**What is expected**
Examine the entries and show every line in which the word "label" is found.
START Records
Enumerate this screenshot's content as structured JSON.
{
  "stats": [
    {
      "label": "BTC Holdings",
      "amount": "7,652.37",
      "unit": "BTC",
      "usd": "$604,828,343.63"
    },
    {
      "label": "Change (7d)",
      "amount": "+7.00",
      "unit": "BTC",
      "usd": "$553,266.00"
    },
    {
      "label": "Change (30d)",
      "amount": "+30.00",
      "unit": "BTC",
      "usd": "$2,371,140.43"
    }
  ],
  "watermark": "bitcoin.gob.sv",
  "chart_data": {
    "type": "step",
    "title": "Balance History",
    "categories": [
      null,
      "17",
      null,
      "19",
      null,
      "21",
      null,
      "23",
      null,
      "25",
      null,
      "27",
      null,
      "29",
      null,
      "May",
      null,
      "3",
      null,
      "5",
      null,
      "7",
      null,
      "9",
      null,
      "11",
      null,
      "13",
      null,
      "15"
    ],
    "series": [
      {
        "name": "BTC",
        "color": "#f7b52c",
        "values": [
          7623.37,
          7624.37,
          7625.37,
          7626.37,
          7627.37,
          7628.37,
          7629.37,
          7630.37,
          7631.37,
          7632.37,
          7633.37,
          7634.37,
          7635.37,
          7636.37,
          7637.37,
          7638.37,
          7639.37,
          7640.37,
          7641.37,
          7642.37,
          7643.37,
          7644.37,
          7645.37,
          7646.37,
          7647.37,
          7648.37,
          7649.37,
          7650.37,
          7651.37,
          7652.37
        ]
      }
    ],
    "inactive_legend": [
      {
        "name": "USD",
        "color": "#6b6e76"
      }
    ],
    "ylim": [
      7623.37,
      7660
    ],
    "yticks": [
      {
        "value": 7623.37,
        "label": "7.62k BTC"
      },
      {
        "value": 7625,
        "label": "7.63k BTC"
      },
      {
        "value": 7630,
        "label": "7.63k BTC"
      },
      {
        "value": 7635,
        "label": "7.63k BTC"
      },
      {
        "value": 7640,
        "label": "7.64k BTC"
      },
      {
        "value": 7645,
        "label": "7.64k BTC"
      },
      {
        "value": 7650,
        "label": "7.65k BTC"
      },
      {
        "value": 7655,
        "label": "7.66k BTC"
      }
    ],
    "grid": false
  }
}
END Records
**Response to this exercise**
      "label": "BTC Holdings",
      "label": "Change (7d)",
      "label": "Change (30d)",
        "label": "7.62k BTC"
        "label": "7.63k BTC"
        "label": "7.63k BTC"
        "label": "7.63k BTC"
        "label": "7.64k BTC"
        "label": "7.64k BTC"
        "label": "7.65k BTC"
        "label": "7.66k BTC"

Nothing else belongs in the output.